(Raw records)
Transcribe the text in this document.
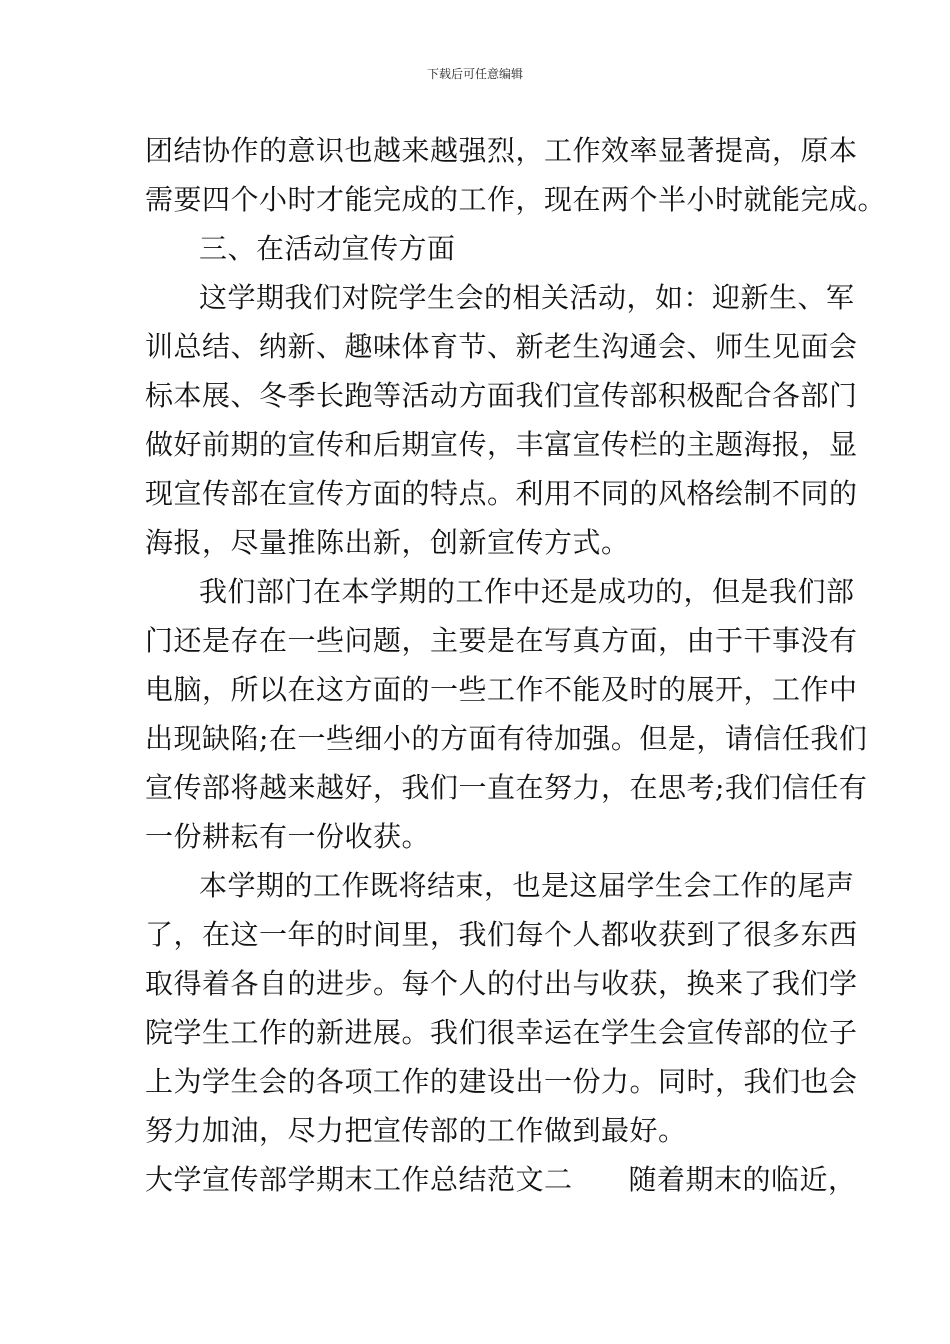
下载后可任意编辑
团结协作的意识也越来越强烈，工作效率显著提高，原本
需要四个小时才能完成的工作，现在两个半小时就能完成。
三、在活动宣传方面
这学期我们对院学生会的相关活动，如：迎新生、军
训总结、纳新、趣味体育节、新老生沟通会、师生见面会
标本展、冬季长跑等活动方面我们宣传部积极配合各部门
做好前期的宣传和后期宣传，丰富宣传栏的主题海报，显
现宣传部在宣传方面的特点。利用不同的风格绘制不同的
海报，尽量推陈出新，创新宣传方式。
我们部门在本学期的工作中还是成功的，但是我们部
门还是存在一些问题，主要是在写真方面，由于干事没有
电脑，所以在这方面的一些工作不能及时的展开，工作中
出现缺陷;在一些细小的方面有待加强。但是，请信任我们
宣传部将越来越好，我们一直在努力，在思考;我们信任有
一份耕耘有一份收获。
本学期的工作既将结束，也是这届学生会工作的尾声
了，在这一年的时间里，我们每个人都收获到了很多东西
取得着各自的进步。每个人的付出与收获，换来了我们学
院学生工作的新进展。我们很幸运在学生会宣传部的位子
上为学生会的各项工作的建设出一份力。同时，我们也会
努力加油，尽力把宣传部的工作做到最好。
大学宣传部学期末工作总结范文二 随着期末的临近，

» CHALLENGE
Copy the entries above faithfully and omit every image.

» EXERCISE RESPONSE
Transcribe the text in this document.
下载后可任意编辑
团结协作的意识也越来越强烈，工作效率显著提高，原本
需要四个小时才能完成的工作，现在两个半小时就能完成。
三、在活动宣传方面
这学期我们对院学生会的相关活动，如：迎新生、军
训总结、纳新、趣味体育节、新老生沟通会、师生见面会
标本展、冬季长跑等活动方面我们宣传部积极配合各部门
做好前期的宣传和后期宣传，丰富宣传栏的主题海报，显
现宣传部在宣传方面的特点。利用不同的风格绘制不同的
海报，尽量推陈出新，创新宣传方式。
我们部门在本学期的工作中还是成功的，但是我们部
门还是存在一些问题，主要是在写真方面，由于干事没有
电脑，所以在这方面的一些工作不能及时的展开，工作中
出现缺陷;在一些细小的方面有待加强。但是，请信任我们
宣传部将越来越好，我们一直在努力，在思考;我们信任有
一份耕耘有一份收获。
本学期的工作既将结束，也是这届学生会工作的尾声
了，在这一年的时间里，我们每个人都收获到了很多东西
取得着各自的进步。每个人的付出与收获，换来了我们学
院学生工作的新进展。我们很幸运在学生会宣传部的位子
上为学生会的各项工作的建设出一份力。同时，我们也会
努力加油，尽力把宣传部的工作做到最好。
大学宣传部学期末工作总结范文二 随着期末的临近，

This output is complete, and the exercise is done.